[Instructions to follow]
Show each line of the entries below in which the word "profile" appears.

Web page and app entries:
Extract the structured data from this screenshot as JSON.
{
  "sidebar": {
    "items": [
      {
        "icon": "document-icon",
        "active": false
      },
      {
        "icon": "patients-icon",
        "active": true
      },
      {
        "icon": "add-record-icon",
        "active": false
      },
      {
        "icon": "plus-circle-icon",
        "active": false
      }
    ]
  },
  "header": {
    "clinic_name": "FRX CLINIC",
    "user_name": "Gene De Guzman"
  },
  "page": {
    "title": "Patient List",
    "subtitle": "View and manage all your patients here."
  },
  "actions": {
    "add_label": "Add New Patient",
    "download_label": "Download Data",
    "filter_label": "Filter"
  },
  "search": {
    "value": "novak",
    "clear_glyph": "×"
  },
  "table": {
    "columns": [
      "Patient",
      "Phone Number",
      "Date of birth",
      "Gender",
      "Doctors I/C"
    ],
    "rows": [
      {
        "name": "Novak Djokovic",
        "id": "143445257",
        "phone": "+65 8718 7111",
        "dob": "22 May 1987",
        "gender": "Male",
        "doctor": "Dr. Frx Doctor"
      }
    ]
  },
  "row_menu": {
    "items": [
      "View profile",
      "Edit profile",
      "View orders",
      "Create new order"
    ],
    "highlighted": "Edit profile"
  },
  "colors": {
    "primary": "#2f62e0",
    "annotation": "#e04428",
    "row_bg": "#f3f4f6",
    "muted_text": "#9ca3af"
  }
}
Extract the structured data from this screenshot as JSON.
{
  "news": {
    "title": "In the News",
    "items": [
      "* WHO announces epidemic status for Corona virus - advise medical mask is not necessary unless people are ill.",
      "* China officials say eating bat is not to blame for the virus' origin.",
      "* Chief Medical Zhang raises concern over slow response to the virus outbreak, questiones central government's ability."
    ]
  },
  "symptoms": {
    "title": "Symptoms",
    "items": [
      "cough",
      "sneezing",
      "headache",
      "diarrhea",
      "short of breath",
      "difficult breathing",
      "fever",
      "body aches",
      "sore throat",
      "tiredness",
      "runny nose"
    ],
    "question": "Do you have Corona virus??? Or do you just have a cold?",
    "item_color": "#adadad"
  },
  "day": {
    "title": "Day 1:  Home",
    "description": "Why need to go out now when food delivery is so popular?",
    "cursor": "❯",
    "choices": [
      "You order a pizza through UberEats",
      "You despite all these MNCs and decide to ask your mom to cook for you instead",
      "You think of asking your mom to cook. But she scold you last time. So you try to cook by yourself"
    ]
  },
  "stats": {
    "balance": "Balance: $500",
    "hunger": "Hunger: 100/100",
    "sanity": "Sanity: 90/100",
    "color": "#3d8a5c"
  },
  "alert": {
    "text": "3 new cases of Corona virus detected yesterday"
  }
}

[Result for this exercise]
      "View profile",
      "Edit profile",
    "highlighted": "Edit profile"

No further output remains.